**SET OF TASKS**
1) In the essay on mistakes, who learns the most from a mistake?
2) For each statement below, say whether it agrees with the essay on mistakes, answering yes or no and quoting the deciding words of the essay.
(a) Learning is described as a process of trial and error.
(b) People asked about their most painful mistake usually choose to have the memory wiped out.
(c) The essay recommends running from a mistake once it has been made.
3) Retype the part of the essay on mistakes that opens with the words containing "Mistakes are great" and closes with "pay for them.".

**DOCUMENT PASSAGE**

══════════════════════════════

Moving-Forwardmaking mistakes

By Herbert Mtowo

Mistakes are great teachers. Success comes to those who are willing to risk making mistakes in the pursuit of a goal, and who are able to learn from those mistakes. And in order to learn from mistakes, you must be willing to pay for them.

If you are not making mistakes, you aren’t doing anything important. You probably aren’t learning anything, either, if everything you do is done perfectly every single time. Learning is a process of trial and error. No trial, no error, no learning.

When you look to others to pay for your mistakes, then you deprive yourself of the opportunity to learn from them. When something goes wrong, it’s usually very easy to find someone else to blame. But what does that really accomplish? Much of the value of mistakes comes from the fact that they exact a cost which must be paid. The person who learns the most from a mistake is the person who pays the price for that mistake.

The facts are irrefutable and beyond question. Mistakes are essential for learning, improvement, productivity and creativity. Mistakes supply feedback for corrective action, contingent options or improvements. If you make no mistakes, you rarely learn much.

Every time I’ve asked people to think of the most painful mistake ever made in their whole life and consider if they would wish the memory to be wiped out, they hesitate. When confronted with the choice of keeping their most painful memory or literally forgetting about it, having it removed from their minds so they will remember nothing about it, they always eventually answer, “no.” Their answer usually surprises them; but when you think about it, you realize that painful feedback is important feedback. You learned from it. The person you are today is a product of all those memories and experiences, good and bad, happy and sad, joyful and painful. Lose the memory of your painful mistake and you lose part of your identity, because that lesson made you who you are today.

No one is perfect. Everyone makes mistakes. Let’s learn from them rather than let them rule and ruin our lives. When you make a mistake, the last thing you want to do is run from it. Rather, own up to it. There is much value to be had when you claim it. The mistake has been made, so make the most of it. Pay the price, learn the lesson, and grow that much stronger.

══════════════════════════════

**ENTRIES SUPPLIED**
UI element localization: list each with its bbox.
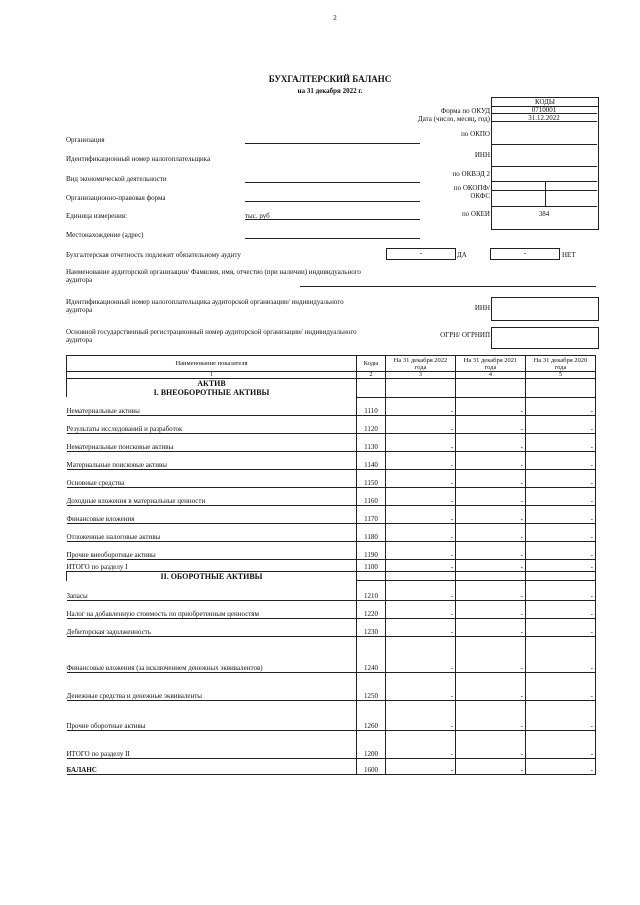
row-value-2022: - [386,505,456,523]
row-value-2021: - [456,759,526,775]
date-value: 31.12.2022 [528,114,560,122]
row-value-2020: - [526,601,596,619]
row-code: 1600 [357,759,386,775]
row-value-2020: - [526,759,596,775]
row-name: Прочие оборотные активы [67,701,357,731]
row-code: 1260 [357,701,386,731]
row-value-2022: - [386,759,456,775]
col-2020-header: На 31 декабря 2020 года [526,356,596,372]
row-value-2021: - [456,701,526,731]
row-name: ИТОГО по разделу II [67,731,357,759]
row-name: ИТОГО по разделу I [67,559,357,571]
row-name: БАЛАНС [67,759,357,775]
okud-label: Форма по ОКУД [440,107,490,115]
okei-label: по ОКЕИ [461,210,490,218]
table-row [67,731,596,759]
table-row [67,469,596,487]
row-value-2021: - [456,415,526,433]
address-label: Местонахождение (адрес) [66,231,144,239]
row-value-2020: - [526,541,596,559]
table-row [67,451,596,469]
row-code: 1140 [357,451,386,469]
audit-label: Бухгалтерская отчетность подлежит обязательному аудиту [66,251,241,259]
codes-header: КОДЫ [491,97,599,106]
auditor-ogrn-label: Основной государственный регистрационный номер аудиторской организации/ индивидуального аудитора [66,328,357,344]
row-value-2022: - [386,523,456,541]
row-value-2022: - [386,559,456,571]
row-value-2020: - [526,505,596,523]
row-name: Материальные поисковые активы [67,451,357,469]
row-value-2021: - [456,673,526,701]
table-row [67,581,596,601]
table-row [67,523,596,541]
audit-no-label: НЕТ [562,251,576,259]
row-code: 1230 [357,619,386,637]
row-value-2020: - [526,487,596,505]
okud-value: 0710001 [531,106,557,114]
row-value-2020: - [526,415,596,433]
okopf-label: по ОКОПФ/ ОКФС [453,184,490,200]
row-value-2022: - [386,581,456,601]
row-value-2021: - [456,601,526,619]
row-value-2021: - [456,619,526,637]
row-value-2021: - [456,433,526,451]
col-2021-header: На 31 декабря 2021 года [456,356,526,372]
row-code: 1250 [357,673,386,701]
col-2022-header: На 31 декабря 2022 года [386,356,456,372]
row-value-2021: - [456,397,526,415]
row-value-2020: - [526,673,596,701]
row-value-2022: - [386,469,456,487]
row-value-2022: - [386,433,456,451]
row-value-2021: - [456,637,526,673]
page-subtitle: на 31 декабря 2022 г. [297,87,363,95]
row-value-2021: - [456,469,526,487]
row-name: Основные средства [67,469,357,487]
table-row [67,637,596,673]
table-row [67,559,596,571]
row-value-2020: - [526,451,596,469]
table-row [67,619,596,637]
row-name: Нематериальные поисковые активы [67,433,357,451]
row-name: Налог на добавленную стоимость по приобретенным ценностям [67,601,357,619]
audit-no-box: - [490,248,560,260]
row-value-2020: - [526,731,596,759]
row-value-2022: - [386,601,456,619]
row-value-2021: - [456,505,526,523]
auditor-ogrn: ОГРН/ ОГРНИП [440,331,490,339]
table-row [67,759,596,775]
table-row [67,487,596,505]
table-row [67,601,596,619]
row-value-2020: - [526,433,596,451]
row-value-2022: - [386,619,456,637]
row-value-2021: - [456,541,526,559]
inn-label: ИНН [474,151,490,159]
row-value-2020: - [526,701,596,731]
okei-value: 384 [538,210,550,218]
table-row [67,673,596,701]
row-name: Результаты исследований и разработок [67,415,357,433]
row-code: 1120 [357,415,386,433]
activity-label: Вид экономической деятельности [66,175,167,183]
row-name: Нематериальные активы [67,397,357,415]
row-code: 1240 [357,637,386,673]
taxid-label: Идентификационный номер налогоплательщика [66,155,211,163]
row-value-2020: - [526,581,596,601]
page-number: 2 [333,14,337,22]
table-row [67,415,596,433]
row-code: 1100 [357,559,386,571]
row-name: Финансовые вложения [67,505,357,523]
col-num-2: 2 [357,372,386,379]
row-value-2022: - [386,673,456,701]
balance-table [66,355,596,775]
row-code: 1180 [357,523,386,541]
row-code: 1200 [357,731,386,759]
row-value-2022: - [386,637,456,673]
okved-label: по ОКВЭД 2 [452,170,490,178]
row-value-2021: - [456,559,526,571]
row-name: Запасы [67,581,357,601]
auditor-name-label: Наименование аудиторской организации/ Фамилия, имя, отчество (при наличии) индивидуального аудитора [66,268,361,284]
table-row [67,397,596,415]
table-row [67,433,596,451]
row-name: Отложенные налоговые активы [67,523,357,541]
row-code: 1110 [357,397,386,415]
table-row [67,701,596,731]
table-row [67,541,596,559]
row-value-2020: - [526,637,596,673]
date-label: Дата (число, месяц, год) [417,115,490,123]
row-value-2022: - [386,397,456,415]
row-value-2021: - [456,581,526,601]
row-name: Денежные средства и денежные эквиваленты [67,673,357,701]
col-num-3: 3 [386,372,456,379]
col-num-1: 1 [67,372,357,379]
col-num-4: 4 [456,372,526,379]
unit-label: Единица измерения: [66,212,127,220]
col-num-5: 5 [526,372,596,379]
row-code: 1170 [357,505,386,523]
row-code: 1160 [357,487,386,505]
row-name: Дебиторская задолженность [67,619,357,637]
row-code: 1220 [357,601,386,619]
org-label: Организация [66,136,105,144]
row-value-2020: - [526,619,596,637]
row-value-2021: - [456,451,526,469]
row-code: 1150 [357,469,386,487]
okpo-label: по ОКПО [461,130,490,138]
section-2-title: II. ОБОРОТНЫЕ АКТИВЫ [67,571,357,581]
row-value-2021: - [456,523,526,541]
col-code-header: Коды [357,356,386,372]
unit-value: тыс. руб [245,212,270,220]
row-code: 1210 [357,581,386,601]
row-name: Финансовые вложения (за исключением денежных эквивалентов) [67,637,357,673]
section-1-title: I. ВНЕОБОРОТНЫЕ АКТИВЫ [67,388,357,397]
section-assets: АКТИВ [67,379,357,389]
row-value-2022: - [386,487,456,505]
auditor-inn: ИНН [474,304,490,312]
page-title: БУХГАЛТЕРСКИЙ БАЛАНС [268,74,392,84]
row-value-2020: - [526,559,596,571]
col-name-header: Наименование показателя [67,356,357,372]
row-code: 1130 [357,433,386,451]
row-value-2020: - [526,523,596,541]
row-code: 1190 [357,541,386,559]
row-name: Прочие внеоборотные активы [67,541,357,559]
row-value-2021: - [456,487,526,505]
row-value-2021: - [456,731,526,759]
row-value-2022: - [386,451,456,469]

══════════════════════════════

**SOLUTIONS**
1) The person who pays the price for that mistake.

2)
(a) Yes: "Learning is a process of trial and error."
(b) No: "they always eventually answer, “no.”"
(c) No: "When you make a mistake, the last thing you want to do is run from it."

3)
Mistakes are great teachers. Success comes to those who are willing to risk making mistakes in the pursuit of a goal, and who are able to learn from those mistakes. And in order to learn from mistakes, you must be willing to pay for them.